REQUIRED WORK: Copy every line of the listing that holds the string "JSON".

RAW DATA:
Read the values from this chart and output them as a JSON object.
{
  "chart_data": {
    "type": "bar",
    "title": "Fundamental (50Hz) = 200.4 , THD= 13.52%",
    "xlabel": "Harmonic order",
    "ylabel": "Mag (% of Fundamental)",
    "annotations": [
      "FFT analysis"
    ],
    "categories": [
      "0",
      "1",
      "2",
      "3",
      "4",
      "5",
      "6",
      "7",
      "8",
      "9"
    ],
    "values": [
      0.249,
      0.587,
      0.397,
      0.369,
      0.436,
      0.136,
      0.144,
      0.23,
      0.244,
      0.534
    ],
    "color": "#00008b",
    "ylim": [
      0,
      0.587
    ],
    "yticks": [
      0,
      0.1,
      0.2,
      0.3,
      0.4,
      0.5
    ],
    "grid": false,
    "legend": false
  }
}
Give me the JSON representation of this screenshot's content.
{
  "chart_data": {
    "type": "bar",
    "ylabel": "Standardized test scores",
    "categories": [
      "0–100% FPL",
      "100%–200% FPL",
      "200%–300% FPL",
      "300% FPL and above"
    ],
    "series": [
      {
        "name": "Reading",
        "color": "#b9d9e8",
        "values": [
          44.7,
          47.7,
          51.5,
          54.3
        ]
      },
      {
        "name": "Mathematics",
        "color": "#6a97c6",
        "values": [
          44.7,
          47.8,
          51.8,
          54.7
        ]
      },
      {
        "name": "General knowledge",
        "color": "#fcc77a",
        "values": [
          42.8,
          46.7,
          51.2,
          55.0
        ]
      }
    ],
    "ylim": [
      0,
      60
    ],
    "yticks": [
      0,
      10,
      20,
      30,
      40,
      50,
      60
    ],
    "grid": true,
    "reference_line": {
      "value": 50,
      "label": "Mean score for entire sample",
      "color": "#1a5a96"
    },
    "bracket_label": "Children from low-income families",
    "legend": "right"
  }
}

CORRECT RESULT:
Read the values from this chart and output them as a JSON object.
Give me the JSON representation of this screenshot's content.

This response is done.